### Directive:
Retype all of the entries word for word.
begin
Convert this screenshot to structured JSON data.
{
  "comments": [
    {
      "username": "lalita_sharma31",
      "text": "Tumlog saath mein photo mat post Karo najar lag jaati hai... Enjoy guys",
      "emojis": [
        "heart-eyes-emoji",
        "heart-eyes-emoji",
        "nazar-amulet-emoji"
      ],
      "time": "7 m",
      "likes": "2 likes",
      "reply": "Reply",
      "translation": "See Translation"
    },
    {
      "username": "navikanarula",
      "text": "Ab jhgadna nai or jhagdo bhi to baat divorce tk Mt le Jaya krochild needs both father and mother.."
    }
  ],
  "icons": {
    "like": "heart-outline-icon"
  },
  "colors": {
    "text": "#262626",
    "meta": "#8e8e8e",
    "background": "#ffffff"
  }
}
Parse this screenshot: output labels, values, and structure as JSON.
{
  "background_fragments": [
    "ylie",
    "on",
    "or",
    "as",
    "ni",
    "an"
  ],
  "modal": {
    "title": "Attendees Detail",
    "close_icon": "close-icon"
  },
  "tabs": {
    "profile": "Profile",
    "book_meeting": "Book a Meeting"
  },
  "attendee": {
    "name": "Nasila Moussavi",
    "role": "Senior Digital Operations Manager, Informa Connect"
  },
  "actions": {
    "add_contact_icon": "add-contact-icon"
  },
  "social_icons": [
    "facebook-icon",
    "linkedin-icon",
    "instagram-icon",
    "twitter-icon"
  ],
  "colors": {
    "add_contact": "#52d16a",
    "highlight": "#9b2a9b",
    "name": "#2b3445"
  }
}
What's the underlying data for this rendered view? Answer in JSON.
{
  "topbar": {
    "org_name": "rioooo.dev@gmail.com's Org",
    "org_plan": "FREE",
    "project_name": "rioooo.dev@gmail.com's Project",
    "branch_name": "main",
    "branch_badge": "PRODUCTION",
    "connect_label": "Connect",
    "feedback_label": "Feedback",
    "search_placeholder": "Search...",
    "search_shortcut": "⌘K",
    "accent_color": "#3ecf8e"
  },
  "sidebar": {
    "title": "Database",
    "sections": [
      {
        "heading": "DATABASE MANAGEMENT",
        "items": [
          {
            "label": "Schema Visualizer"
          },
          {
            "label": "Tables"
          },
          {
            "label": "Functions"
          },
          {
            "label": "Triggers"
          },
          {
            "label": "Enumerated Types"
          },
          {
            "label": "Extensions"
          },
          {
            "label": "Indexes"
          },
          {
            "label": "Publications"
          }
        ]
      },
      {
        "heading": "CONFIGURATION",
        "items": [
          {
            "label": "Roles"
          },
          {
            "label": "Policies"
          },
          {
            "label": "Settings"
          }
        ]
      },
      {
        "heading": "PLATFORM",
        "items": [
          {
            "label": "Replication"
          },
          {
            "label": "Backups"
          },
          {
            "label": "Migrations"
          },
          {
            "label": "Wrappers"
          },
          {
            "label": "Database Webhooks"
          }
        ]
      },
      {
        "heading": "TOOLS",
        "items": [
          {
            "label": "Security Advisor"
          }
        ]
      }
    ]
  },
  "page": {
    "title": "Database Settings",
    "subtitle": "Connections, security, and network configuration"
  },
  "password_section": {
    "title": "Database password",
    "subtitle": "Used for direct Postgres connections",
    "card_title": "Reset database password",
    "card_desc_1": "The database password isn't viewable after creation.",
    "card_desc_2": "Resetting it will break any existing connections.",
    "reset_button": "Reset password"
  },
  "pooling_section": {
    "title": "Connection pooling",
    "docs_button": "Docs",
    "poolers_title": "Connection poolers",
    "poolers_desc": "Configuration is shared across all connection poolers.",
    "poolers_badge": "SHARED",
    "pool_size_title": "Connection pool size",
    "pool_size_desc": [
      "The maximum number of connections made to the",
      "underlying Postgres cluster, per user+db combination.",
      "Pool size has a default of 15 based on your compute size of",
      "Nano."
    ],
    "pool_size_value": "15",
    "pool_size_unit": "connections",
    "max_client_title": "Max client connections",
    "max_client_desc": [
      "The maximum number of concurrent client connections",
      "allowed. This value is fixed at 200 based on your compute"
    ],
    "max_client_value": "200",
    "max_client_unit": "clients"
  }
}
end
### Expected output:
Convert this screenshot to structured JSON data.
{
  "comments": [
    {
      "username": "lalita_sharma31",
      "text": "Tumlog saath mein photo mat post Karo najar lag jaati hai... Enjoy guys",
      "emojis": [
        "heart-eyes-emoji",
        "heart-eyes-emoji",
        "nazar-amulet-emoji"
      ],
      "time": "7 m",
      "likes": "2 likes",
      "reply": "Reply",
      "translation": "See Translation"
    },
    {
      "username": "navikanarula",
      "text": "Ab jhgadna nai or jhagdo bhi to baat divorce tk Mt le Jaya krochild needs both father and mother.."
    }
  ],
  "icons": {
    "like": "heart-outline-icon"
  },
  "colors": {
    "text": "#262626",
    "meta": "#8e8e8e",
    "background": "#ffffff"
  }
}
Parse this screenshot: output labels, values, and structure as JSON.
{
  "background_fragments": [
    "ylie",
    "on",
    "or",
    "as",
    "ni",
    "an"
  ],
  "modal": {
    "title": "Attendees Detail",
    "close_icon": "close-icon"
  },
  "tabs": {
    "profile": "Profile",
    "book_meeting": "Book a Meeting"
  },
  "attendee": {
    "name": "Nasila Moussavi",
    "role": "Senior Digital Operations Manager, Informa Connect"
  },
  "actions": {
    "add_contact_icon": "add-contact-icon"
  },
  "social_icons": [
    "facebook-icon",
    "linkedin-icon",
    "instagram-icon",
    "twitter-icon"
  ],
  "colors": {
    "add_contact": "#52d16a",
    "highlight": "#9b2a9b",
    "name": "#2b3445"
  }
}
What's the underlying data for this rendered view? Answer in JSON.
{
  "topbar": {
    "org_name": "rioooo.dev@gmail.com's Org",
    "org_plan": "FREE",
    "project_name": "rioooo.dev@gmail.com's Project",
    "branch_name": "main",
    "branch_badge": "PRODUCTION",
    "connect_label": "Connect",
    "feedback_label": "Feedback",
    "search_placeholder": "Search...",
    "search_shortcut": "⌘K",
    "accent_color": "#3ecf8e"
  },
  "sidebar": {
    "title": "Database",
    "sections": [
      {
        "heading": "DATABASE MANAGEMENT",
        "items": [
          {
            "label": "Schema Visualizer"
          },
          {
            "label": "Tables"
          },
          {
            "label": "Functions"
          },
          {
            "label": "Triggers"
          },
          {
            "label": "Enumerated Types"
          },
          {
            "label": "Extensions"
          },
          {
            "label": "Indexes"
          },
          {
            "label": "Publications"
          }
        ]
      },
      {
        "heading": "CONFIGURATION",
        "items": [
          {
            "label": "Roles"
          },
          {
            "label": "Policies"
          },
          {
            "label": "Settings"
          }
        ]
      },
      {
        "heading": "PLATFORM",
        "items": [
          {
            "label": "Replication"
          },
          {
            "label": "Backups"
          },
          {
            "label": "Migrations"
          },
          {
            "label": "Wrappers"
          },
          {
            "label": "Database Webhooks"
          }
        ]
      },
      {
        "heading": "TOOLS",
        "items": [
          {
            "label": "Security Advisor"
          }
        ]
      }
    ]
  },
  "page": {
    "title": "Database Settings",
    "subtitle": "Connections, security, and network configuration"
  },
  "password_section": {
    "title": "Database password",
    "subtitle": "Used for direct Postgres connections",
    "card_title": "Reset database password",
    "card_desc_1": "The database password isn't viewable after creation.",
    "card_desc_2": "Resetting it will break any existing connections.",
    "reset_button": "Reset password"
  },
  "pooling_section": {
    "title": "Connection pooling",
    "docs_button": "Docs",
    "poolers_title": "Connection poolers",
    "poolers_desc": "Configuration is shared across all connection poolers.",
    "poolers_badge": "SHARED",
    "pool_size_title": "Connection pool size",
    "pool_size_desc": [
      "The maximum number of connections made to the",
      "underlying Postgres cluster, per user+db combination.",
      "Pool size has a default of 15 based on your compute size of",
      "Nano."
    ],
    "pool_size_value": "15",
    "pool_size_unit": "connections",
    "max_client_title": "Max client connections",
    "max_client_desc": [
      "The maximum number of concurrent client connections",
      "allowed. This value is fixed at 200 based on your compute"
    ],
    "max_client_value": "200",
    "max_client_unit": "clients"
  }
}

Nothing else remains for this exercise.